**** Provided records ****

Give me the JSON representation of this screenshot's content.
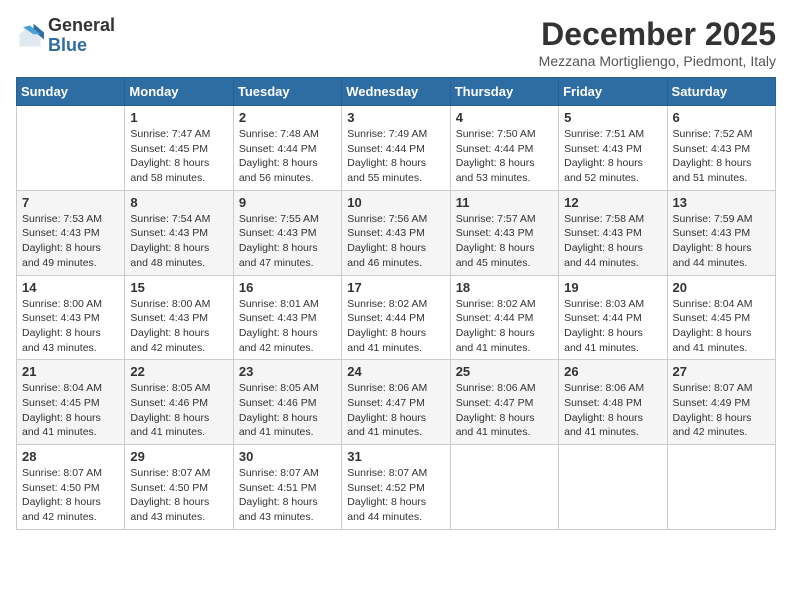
{
  "header": {
    "logo_general": "General",
    "logo_blue": "Blue",
    "month_title": "December 2025",
    "subtitle": "Mezzana Mortigliengo, Piedmont, Italy"
  },
  "calendar": {
    "days": [
      "Sunday",
      "Monday",
      "Tuesday",
      "Wednesday",
      "Thursday",
      "Friday",
      "Saturday"
    ],
    "weeks": [
      [
        {
          "day": "",
          "sunrise": "",
          "sunset": "",
          "daylight": ""
        },
        {
          "day": "1",
          "sunrise": "Sunrise: 7:47 AM",
          "sunset": "Sunset: 4:45 PM",
          "daylight": "Daylight: 8 hours and 58 minutes."
        },
        {
          "day": "2",
          "sunrise": "Sunrise: 7:48 AM",
          "sunset": "Sunset: 4:44 PM",
          "daylight": "Daylight: 8 hours and 56 minutes."
        },
        {
          "day": "3",
          "sunrise": "Sunrise: 7:49 AM",
          "sunset": "Sunset: 4:44 PM",
          "daylight": "Daylight: 8 hours and 55 minutes."
        },
        {
          "day": "4",
          "sunrise": "Sunrise: 7:50 AM",
          "sunset": "Sunset: 4:44 PM",
          "daylight": "Daylight: 8 hours and 53 minutes."
        },
        {
          "day": "5",
          "sunrise": "Sunrise: 7:51 AM",
          "sunset": "Sunset: 4:43 PM",
          "daylight": "Daylight: 8 hours and 52 minutes."
        },
        {
          "day": "6",
          "sunrise": "Sunrise: 7:52 AM",
          "sunset": "Sunset: 4:43 PM",
          "daylight": "Daylight: 8 hours and 51 minutes."
        }
      ],
      [
        {
          "day": "7",
          "sunrise": "Sunrise: 7:53 AM",
          "sunset": "Sunset: 4:43 PM",
          "daylight": "Daylight: 8 hours and 49 minutes."
        },
        {
          "day": "8",
          "sunrise": "Sunrise: 7:54 AM",
          "sunset": "Sunset: 4:43 PM",
          "daylight": "Daylight: 8 hours and 48 minutes."
        },
        {
          "day": "9",
          "sunrise": "Sunrise: 7:55 AM",
          "sunset": "Sunset: 4:43 PM",
          "daylight": "Daylight: 8 hours and 47 minutes."
        },
        {
          "day": "10",
          "sunrise": "Sunrise: 7:56 AM",
          "sunset": "Sunset: 4:43 PM",
          "daylight": "Daylight: 8 hours and 46 minutes."
        },
        {
          "day": "11",
          "sunrise": "Sunrise: 7:57 AM",
          "sunset": "Sunset: 4:43 PM",
          "daylight": "Daylight: 8 hours and 45 minutes."
        },
        {
          "day": "12",
          "sunrise": "Sunrise: 7:58 AM",
          "sunset": "Sunset: 4:43 PM",
          "daylight": "Daylight: 8 hours and 44 minutes."
        },
        {
          "day": "13",
          "sunrise": "Sunrise: 7:59 AM",
          "sunset": "Sunset: 4:43 PM",
          "daylight": "Daylight: 8 hours and 44 minutes."
        }
      ],
      [
        {
          "day": "14",
          "sunrise": "Sunrise: 8:00 AM",
          "sunset": "Sunset: 4:43 PM",
          "daylight": "Daylight: 8 hours and 43 minutes."
        },
        {
          "day": "15",
          "sunrise": "Sunrise: 8:00 AM",
          "sunset": "Sunset: 4:43 PM",
          "daylight": "Daylight: 8 hours and 42 minutes."
        },
        {
          "day": "16",
          "sunrise": "Sunrise: 8:01 AM",
          "sunset": "Sunset: 4:43 PM",
          "daylight": "Daylight: 8 hours and 42 minutes."
        },
        {
          "day": "17",
          "sunrise": "Sunrise: 8:02 AM",
          "sunset": "Sunset: 4:44 PM",
          "daylight": "Daylight: 8 hours and 41 minutes."
        },
        {
          "day": "18",
          "sunrise": "Sunrise: 8:02 AM",
          "sunset": "Sunset: 4:44 PM",
          "daylight": "Daylight: 8 hours and 41 minutes."
        },
        {
          "day": "19",
          "sunrise": "Sunrise: 8:03 AM",
          "sunset": "Sunset: 4:44 PM",
          "daylight": "Daylight: 8 hours and 41 minutes."
        },
        {
          "day": "20",
          "sunrise": "Sunrise: 8:04 AM",
          "sunset": "Sunset: 4:45 PM",
          "daylight": "Daylight: 8 hours and 41 minutes."
        }
      ],
      [
        {
          "day": "21",
          "sunrise": "Sunrise: 8:04 AM",
          "sunset": "Sunset: 4:45 PM",
          "daylight": "Daylight: 8 hours and 41 minutes."
        },
        {
          "day": "22",
          "sunrise": "Sunrise: 8:05 AM",
          "sunset": "Sunset: 4:46 PM",
          "daylight": "Daylight: 8 hours and 41 minutes."
        },
        {
          "day": "23",
          "sunrise": "Sunrise: 8:05 AM",
          "sunset": "Sunset: 4:46 PM",
          "daylight": "Daylight: 8 hours and 41 minutes."
        },
        {
          "day": "24",
          "sunrise": "Sunrise: 8:06 AM",
          "sunset": "Sunset: 4:47 PM",
          "daylight": "Daylight: 8 hours and 41 minutes."
        },
        {
          "day": "25",
          "sunrise": "Sunrise: 8:06 AM",
          "sunset": "Sunset: 4:47 PM",
          "daylight": "Daylight: 8 hours and 41 minutes."
        },
        {
          "day": "26",
          "sunrise": "Sunrise: 8:06 AM",
          "sunset": "Sunset: 4:48 PM",
          "daylight": "Daylight: 8 hours and 41 minutes."
        },
        {
          "day": "27",
          "sunrise": "Sunrise: 8:07 AM",
          "sunset": "Sunset: 4:49 PM",
          "daylight": "Daylight: 8 hours and 42 minutes."
        }
      ],
      [
        {
          "day": "28",
          "sunrise": "Sunrise: 8:07 AM",
          "sunset": "Sunset: 4:50 PM",
          "daylight": "Daylight: 8 hours and 42 minutes."
        },
        {
          "day": "29",
          "sunrise": "Sunrise: 8:07 AM",
          "sunset": "Sunset: 4:50 PM",
          "daylight": "Daylight: 8 hours and 43 minutes."
        },
        {
          "day": "30",
          "sunrise": "Sunrise: 8:07 AM",
          "sunset": "Sunset: 4:51 PM",
          "daylight": "Daylight: 8 hours and 43 minutes."
        },
        {
          "day": "31",
          "sunrise": "Sunrise: 8:07 AM",
          "sunset": "Sunset: 4:52 PM",
          "daylight": "Daylight: 8 hours and 44 minutes."
        },
        {
          "day": "",
          "sunrise": "",
          "sunset": "",
          "daylight": ""
        },
        {
          "day": "",
          "sunrise": "",
          "sunset": "",
          "daylight": ""
        },
        {
          "day": "",
          "sunrise": "",
          "sunset": "",
          "daylight": ""
        }
      ]
    ]
  }
}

****

To do: Give the entries again word for word, but skip the pictures.

Full answer:
Give me the JSON representation of this screenshot's content.
{
  "header": {
    "logo_general": "General",
    "logo_blue": "Blue",
    "month_title": "December 2025",
    "subtitle": "Mezzana Mortigliengo, Piedmont, Italy"
  },
  "calendar": {
    "days": [
      "Sunday",
      "Monday",
      "Tuesday",
      "Wednesday",
      "Thursday",
      "Friday",
      "Saturday"
    ],
    "weeks": [
      [
        {
          "day": "",
          "sunrise": "",
          "sunset": "",
          "daylight": ""
        },
        {
          "day": "1",
          "sunrise": "Sunrise: 7:47 AM",
          "sunset": "Sunset: 4:45 PM",
          "daylight": "Daylight: 8 hours and 58 minutes."
        },
        {
          "day": "2",
          "sunrise": "Sunrise: 7:48 AM",
          "sunset": "Sunset: 4:44 PM",
          "daylight": "Daylight: 8 hours and 56 minutes."
        },
        {
          "day": "3",
          "sunrise": "Sunrise: 7:49 AM",
          "sunset": "Sunset: 4:44 PM",
          "daylight": "Daylight: 8 hours and 55 minutes."
        },
        {
          "day": "4",
          "sunrise": "Sunrise: 7:50 AM",
          "sunset": "Sunset: 4:44 PM",
          "daylight": "Daylight: 8 hours and 53 minutes."
        },
        {
          "day": "5",
          "sunrise": "Sunrise: 7:51 AM",
          "sunset": "Sunset: 4:43 PM",
          "daylight": "Daylight: 8 hours and 52 minutes."
        },
        {
          "day": "6",
          "sunrise": "Sunrise: 7:52 AM",
          "sunset": "Sunset: 4:43 PM",
          "daylight": "Daylight: 8 hours and 51 minutes."
        }
      ],
      [
        {
          "day": "7",
          "sunrise": "Sunrise: 7:53 AM",
          "sunset": "Sunset: 4:43 PM",
          "daylight": "Daylight: 8 hours and 49 minutes."
        },
        {
          "day": "8",
          "sunrise": "Sunrise: 7:54 AM",
          "sunset": "Sunset: 4:43 PM",
          "daylight": "Daylight: 8 hours and 48 minutes."
        },
        {
          "day": "9",
          "sunrise": "Sunrise: 7:55 AM",
          "sunset": "Sunset: 4:43 PM",
          "daylight": "Daylight: 8 hours and 47 minutes."
        },
        {
          "day": "10",
          "sunrise": "Sunrise: 7:56 AM",
          "sunset": "Sunset: 4:43 PM",
          "daylight": "Daylight: 8 hours and 46 minutes."
        },
        {
          "day": "11",
          "sunrise": "Sunrise: 7:57 AM",
          "sunset": "Sunset: 4:43 PM",
          "daylight": "Daylight: 8 hours and 45 minutes."
        },
        {
          "day": "12",
          "sunrise": "Sunrise: 7:58 AM",
          "sunset": "Sunset: 4:43 PM",
          "daylight": "Daylight: 8 hours and 44 minutes."
        },
        {
          "day": "13",
          "sunrise": "Sunrise: 7:59 AM",
          "sunset": "Sunset: 4:43 PM",
          "daylight": "Daylight: 8 hours and 44 minutes."
        }
      ],
      [
        {
          "day": "14",
          "sunrise": "Sunrise: 8:00 AM",
          "sunset": "Sunset: 4:43 PM",
          "daylight": "Daylight: 8 hours and 43 minutes."
        },
        {
          "day": "15",
          "sunrise": "Sunrise: 8:00 AM",
          "sunset": "Sunset: 4:43 PM",
          "daylight": "Daylight: 8 hours and 42 minutes."
        },
        {
          "day": "16",
          "sunrise": "Sunrise: 8:01 AM",
          "sunset": "Sunset: 4:43 PM",
          "daylight": "Daylight: 8 hours and 42 minutes."
        },
        {
          "day": "17",
          "sunrise": "Sunrise: 8:02 AM",
          "sunset": "Sunset: 4:44 PM",
          "daylight": "Daylight: 8 hours and 41 minutes."
        },
        {
          "day": "18",
          "sunrise": "Sunrise: 8:02 AM",
          "sunset": "Sunset: 4:44 PM",
          "daylight": "Daylight: 8 hours and 41 minutes."
        },
        {
          "day": "19",
          "sunrise": "Sunrise: 8:03 AM",
          "sunset": "Sunset: 4:44 PM",
          "daylight": "Daylight: 8 hours and 41 minutes."
        },
        {
          "day": "20",
          "sunrise": "Sunrise: 8:04 AM",
          "sunset": "Sunset: 4:45 PM",
          "daylight": "Daylight: 8 hours and 41 minutes."
        }
      ],
      [
        {
          "day": "21",
          "sunrise": "Sunrise: 8:04 AM",
          "sunset": "Sunset: 4:45 PM",
          "daylight": "Daylight: 8 hours and 41 minutes."
        },
        {
          "day": "22",
          "sunrise": "Sunrise: 8:05 AM",
          "sunset": "Sunset: 4:46 PM",
          "daylight": "Daylight: 8 hours and 41 minutes."
        },
        {
          "day": "23",
          "sunrise": "Sunrise: 8:05 AM",
          "sunset": "Sunset: 4:46 PM",
          "daylight": "Daylight: 8 hours and 41 minutes."
        },
        {
          "day": "24",
          "sunrise": "Sunrise: 8:06 AM",
          "sunset": "Sunset: 4:47 PM",
          "daylight": "Daylight: 8 hours and 41 minutes."
        },
        {
          "day": "25",
          "sunrise": "Sunrise: 8:06 AM",
          "sunset": "Sunset: 4:47 PM",
          "daylight": "Daylight: 8 hours and 41 minutes."
        },
        {
          "day": "26",
          "sunrise": "Sunrise: 8:06 AM",
          "sunset": "Sunset: 4:48 PM",
          "daylight": "Daylight: 8 hours and 41 minutes."
        },
        {
          "day": "27",
          "sunrise": "Sunrise: 8:07 AM",
          "sunset": "Sunset: 4:49 PM",
          "daylight": "Daylight: 8 hours and 42 minutes."
        }
      ],
      [
        {
          "day": "28",
          "sunrise": "Sunrise: 8:07 AM",
          "sunset": "Sunset: 4:50 PM",
          "daylight": "Daylight: 8 hours and 42 minutes."
        },
        {
          "day": "29",
          "sunrise": "Sunrise: 8:07 AM",
          "sunset": "Sunset: 4:50 PM",
          "daylight": "Daylight: 8 hours and 43 minutes."
        },
        {
          "day": "30",
          "sunrise": "Sunrise: 8:07 AM",
          "sunset": "Sunset: 4:51 PM",
          "daylight": "Daylight: 8 hours and 43 minutes."
        },
        {
          "day": "31",
          "sunrise": "Sunrise: 8:07 AM",
          "sunset": "Sunset: 4:52 PM",
          "daylight": "Daylight: 8 hours and 44 minutes."
        },
        {
          "day": "",
          "sunrise": "",
          "sunset": "",
          "daylight": ""
        },
        {
          "day": "",
          "sunrise": "",
          "sunset": "",
          "daylight": ""
        },
        {
          "day": "",
          "sunrise": "",
          "sunset": "",
          "daylight": ""
        }
      ]
    ]
  }
}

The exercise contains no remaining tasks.